What is expected >> Repeat every line below exactly, word for word.

## begin Available records

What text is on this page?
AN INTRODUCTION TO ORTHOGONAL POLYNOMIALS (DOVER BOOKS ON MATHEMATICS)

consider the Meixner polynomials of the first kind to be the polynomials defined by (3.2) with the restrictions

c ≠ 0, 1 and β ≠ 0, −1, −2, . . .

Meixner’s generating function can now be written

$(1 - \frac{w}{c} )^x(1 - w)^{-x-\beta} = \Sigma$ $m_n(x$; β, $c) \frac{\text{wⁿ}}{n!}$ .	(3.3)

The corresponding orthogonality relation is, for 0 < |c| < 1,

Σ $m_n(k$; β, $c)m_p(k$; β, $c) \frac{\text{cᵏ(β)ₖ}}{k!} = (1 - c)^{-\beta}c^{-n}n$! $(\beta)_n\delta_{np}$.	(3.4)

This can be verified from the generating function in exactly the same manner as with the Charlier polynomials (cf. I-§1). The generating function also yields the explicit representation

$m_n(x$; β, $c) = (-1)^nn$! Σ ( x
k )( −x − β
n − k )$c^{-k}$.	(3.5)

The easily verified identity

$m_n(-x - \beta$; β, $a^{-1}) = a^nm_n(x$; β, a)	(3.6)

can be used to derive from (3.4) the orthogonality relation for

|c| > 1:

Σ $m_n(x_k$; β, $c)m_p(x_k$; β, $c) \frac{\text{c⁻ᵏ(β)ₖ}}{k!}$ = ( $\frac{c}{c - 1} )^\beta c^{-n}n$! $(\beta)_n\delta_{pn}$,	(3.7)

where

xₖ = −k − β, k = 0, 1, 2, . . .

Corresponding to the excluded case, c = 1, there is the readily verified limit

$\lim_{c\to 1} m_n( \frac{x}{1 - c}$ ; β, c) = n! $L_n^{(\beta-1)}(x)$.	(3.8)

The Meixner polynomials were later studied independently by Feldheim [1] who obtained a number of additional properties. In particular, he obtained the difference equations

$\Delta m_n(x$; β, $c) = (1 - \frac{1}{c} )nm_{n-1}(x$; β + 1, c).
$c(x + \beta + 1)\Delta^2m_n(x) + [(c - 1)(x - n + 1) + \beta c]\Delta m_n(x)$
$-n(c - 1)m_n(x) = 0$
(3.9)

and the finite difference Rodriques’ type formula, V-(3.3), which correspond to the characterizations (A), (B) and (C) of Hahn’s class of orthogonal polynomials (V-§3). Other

## end Available records

Output >>
What text is on this page?
AN INTRODUCTION TO ORTHOGONAL POLYNOMIALS (DOVER BOOKS ON MATHEMATICS)

consider the Meixner polynomials of the first kind to be the polynomials defined by (3.2) with the restrictions

c ≠ 0, 1 and β ≠ 0, −1, −2, . . .

Meixner’s generating function can now be written

$(1 - \frac{w}{c} )^x(1 - w)^{-x-\beta} = \Sigma$ $m_n(x$; β, $c) \frac{\text{wⁿ}}{n!}$ .	(3.3)

The corresponding orthogonality relation is, for 0 < |c| < 1,

Σ $m_n(k$; β, $c)m_p(k$; β, $c) \frac{\text{cᵏ(β)ₖ}}{k!} = (1 - c)^{-\beta}c^{-n}n$! $(\beta)_n\delta_{np}$.	(3.4)

This can be verified from the generating function in exactly the same manner as with the Charlier polynomials (cf. I-§1). The generating function also yields the explicit representation

$m_n(x$; β, $c) = (-1)^nn$! Σ ( x
k )( −x − β
n − k )$c^{-k}$.	(3.5)

The easily verified identity

$m_n(-x - \beta$; β, $a^{-1}) = a^nm_n(x$; β, a)	(3.6)

can be used to derive from (3.4) the orthogonality relation for

|c| > 1:

Σ $m_n(x_k$; β, $c)m_p(x_k$; β, $c) \frac{\text{c⁻ᵏ(β)ₖ}}{k!}$ = ( $\frac{c}{c - 1} )^\beta c^{-n}n$! $(\beta)_n\delta_{pn}$,	(3.7)

where

xₖ = −k − β, k = 0, 1, 2, . . .

Corresponding to the excluded case, c = 1, there is the readily verified limit

$\lim_{c\to 1} m_n( \frac{x}{1 - c}$ ; β, c) = n! $L_n^{(\beta-1)}(x)$.	(3.8)

The Meixner polynomials were later studied independently by Feldheim [1] who obtained a number of additional properties. In particular, he obtained the difference equations

$\Delta m_n(x$; β, $c) = (1 - \frac{1}{c} )nm_{n-1}(x$; β + 1, c).
$c(x + \beta + 1)\Delta^2m_n(x) + [(c - 1)(x - n + 1) + \beta c]\Delta m_n(x)$
$-n(c - 1)m_n(x) = 0$
(3.9)

and the finite difference Rodriques’ type formula, V-(3.3), which correspond to the characterizations (A), (B) and (C) of Hahn’s class of orthogonal polynomials (V-§3). Other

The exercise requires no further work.